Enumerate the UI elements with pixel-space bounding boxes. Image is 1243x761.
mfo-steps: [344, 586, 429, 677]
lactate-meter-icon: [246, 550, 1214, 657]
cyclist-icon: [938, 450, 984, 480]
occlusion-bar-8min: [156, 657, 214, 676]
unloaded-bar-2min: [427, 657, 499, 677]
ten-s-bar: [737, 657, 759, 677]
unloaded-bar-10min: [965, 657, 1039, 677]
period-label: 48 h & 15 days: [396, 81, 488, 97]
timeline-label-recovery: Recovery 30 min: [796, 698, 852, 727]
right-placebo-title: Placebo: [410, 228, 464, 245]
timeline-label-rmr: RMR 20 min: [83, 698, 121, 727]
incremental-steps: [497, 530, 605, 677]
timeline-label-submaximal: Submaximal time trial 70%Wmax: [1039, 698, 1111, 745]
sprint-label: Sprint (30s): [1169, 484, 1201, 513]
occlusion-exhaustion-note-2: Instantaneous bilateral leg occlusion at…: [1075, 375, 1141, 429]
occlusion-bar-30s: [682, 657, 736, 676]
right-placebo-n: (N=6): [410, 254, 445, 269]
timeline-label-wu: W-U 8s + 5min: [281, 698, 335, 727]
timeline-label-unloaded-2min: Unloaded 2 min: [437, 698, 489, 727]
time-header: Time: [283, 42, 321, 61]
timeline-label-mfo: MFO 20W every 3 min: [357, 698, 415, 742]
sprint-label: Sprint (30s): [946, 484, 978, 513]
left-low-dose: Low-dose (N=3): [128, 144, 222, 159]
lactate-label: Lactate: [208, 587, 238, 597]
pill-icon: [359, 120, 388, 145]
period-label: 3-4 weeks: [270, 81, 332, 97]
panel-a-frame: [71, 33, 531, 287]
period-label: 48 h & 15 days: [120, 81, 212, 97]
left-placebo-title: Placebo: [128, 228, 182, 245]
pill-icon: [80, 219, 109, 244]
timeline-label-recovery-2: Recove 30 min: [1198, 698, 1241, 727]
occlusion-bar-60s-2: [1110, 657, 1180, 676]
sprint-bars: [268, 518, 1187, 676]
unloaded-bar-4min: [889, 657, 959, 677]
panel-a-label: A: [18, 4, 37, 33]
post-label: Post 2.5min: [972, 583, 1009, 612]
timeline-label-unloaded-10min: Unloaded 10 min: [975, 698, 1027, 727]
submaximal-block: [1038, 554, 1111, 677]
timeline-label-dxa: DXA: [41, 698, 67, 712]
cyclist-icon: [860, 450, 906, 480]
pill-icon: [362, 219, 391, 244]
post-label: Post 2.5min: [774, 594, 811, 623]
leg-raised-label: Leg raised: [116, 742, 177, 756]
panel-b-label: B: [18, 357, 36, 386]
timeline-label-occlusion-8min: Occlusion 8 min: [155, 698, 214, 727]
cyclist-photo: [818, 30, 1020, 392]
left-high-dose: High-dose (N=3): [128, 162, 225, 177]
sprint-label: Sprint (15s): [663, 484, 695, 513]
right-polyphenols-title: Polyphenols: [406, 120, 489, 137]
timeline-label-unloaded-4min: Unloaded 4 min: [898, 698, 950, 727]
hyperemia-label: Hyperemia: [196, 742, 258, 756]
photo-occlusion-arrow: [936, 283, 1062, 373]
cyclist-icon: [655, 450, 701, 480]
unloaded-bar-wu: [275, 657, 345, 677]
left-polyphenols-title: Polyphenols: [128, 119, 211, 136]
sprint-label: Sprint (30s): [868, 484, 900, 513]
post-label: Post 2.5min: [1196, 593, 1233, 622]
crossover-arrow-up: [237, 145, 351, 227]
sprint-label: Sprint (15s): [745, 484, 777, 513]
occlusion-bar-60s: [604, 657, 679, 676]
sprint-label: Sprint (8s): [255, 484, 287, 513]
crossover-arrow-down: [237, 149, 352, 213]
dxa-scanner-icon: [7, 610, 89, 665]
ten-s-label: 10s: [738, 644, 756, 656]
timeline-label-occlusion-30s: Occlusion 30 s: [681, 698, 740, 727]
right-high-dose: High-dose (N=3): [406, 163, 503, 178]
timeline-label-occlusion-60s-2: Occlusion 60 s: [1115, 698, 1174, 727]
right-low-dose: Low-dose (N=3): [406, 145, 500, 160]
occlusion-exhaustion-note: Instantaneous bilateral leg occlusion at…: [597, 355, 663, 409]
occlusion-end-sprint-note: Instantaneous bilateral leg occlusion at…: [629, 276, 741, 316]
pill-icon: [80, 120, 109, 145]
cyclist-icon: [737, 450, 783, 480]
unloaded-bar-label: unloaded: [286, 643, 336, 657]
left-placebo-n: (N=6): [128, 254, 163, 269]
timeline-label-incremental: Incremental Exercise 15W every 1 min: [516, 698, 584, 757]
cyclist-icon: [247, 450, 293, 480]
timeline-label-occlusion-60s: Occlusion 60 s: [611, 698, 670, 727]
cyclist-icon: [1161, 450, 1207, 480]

_Problem requirements_
Rewrite the data starting at the first line and ending at the line containing "sprint-label: Sprint (30s): [1169, 484, 1201, 513]", replacing "pixel-space" with "image-space" and leaving everything else unchanged.

_In response_
Enumerate the UI elements with image-space bounding boxes. Image is 1243x761.
mfo-steps: [344, 586, 429, 677]
lactate-meter-icon: [246, 550, 1214, 657]
cyclist-icon: [938, 450, 984, 480]
occlusion-bar-8min: [156, 657, 214, 676]
unloaded-bar-2min: [427, 657, 499, 677]
ten-s-bar: [737, 657, 759, 677]
unloaded-bar-10min: [965, 657, 1039, 677]
period-label: 48 h & 15 days: [396, 81, 488, 97]
timeline-label-recovery: Recovery 30 min: [796, 698, 852, 727]
right-placebo-title: Placebo: [410, 228, 464, 245]
timeline-label-rmr: RMR 20 min: [83, 698, 121, 727]
incremental-steps: [497, 530, 605, 677]
timeline-label-submaximal: Submaximal time trial 70%Wmax: [1039, 698, 1111, 745]
sprint-label: Sprint (30s): [1169, 484, 1201, 513]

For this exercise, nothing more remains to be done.